(Records about charts and figures):
___
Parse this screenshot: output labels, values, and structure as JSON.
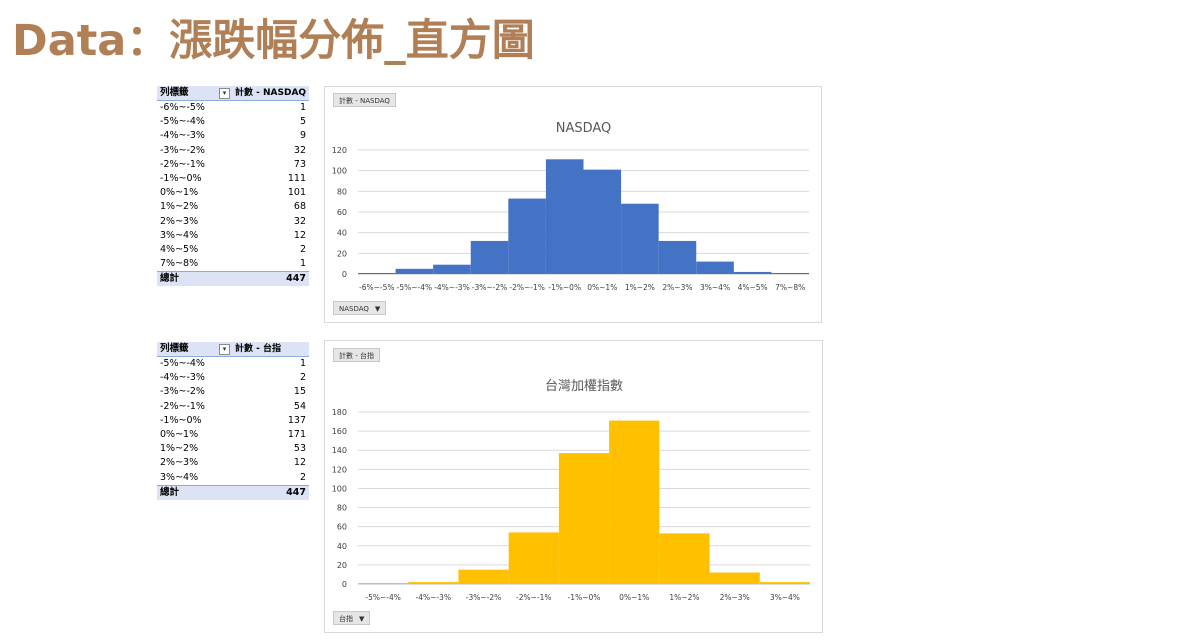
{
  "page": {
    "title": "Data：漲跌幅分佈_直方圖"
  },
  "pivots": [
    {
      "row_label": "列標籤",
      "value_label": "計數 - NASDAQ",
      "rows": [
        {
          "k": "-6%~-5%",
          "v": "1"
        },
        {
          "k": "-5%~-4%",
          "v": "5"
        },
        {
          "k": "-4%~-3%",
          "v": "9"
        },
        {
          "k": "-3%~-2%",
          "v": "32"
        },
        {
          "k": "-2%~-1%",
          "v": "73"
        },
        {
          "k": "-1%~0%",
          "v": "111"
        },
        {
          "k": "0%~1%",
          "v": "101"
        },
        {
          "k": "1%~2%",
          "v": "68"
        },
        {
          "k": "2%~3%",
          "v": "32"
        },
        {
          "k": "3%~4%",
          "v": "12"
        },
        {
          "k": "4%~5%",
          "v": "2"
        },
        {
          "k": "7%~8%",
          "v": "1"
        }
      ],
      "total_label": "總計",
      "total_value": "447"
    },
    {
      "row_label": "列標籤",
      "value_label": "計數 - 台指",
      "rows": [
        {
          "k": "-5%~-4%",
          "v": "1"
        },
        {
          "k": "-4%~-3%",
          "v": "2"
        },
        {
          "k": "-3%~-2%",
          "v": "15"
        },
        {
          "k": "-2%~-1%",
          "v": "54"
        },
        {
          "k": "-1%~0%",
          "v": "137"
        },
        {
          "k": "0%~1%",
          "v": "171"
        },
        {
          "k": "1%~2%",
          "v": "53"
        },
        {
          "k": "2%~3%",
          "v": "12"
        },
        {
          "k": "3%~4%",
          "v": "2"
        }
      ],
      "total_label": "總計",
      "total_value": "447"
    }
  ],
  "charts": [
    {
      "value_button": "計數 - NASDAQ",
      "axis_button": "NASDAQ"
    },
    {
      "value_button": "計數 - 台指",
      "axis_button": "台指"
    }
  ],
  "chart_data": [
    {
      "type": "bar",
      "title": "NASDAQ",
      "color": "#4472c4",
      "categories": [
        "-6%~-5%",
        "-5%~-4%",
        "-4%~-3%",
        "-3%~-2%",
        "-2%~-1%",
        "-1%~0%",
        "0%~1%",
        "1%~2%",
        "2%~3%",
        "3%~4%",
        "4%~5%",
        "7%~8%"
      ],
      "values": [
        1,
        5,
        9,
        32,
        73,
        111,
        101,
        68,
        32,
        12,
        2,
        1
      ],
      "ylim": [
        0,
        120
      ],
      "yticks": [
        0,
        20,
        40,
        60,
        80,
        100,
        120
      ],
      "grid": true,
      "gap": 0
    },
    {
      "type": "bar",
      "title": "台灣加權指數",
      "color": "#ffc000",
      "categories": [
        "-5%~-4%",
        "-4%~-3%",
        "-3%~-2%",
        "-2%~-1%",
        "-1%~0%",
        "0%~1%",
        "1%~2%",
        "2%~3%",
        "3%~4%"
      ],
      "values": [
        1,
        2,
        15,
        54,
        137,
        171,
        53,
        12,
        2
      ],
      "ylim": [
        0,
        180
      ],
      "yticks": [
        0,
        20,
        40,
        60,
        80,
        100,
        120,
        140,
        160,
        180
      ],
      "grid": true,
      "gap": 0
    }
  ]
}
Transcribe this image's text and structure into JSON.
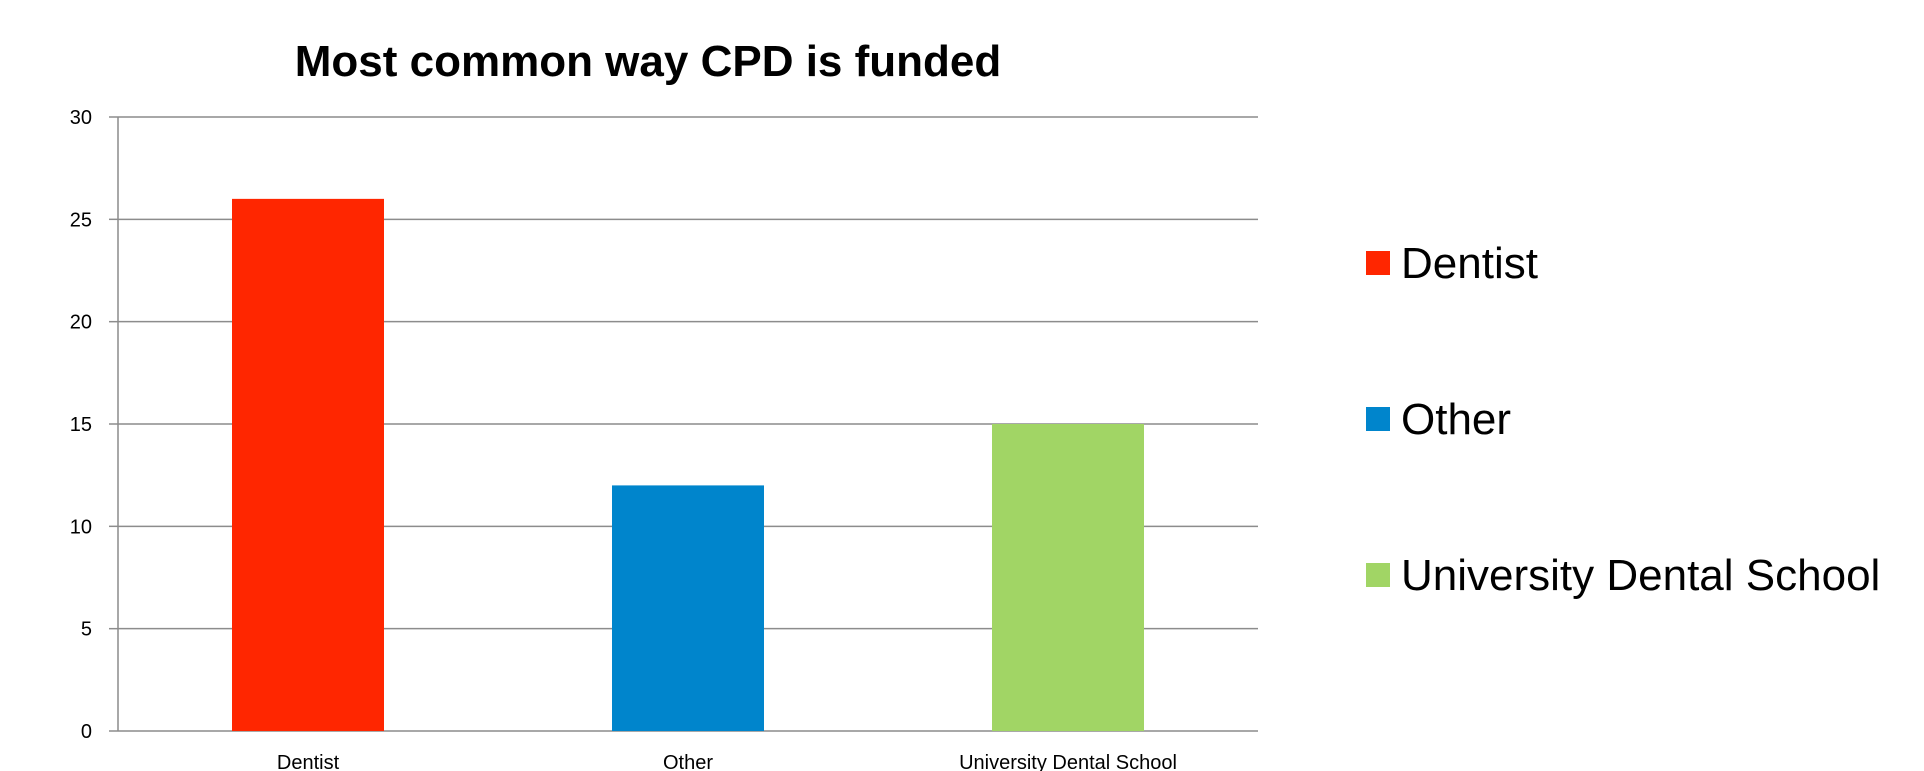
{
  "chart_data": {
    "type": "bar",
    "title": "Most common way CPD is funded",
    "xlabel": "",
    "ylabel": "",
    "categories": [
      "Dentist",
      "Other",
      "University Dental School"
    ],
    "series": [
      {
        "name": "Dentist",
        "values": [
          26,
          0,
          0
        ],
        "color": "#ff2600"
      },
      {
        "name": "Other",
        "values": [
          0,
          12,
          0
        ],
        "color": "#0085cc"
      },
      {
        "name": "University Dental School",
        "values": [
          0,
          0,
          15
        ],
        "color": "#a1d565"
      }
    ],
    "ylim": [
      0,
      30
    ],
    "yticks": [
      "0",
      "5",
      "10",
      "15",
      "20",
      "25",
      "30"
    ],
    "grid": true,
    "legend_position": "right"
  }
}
___
Gather all the lines that include the word "name" and copy them out.

        "name": "Dentist",
        "name": "Other",
        "name": "University Dental School",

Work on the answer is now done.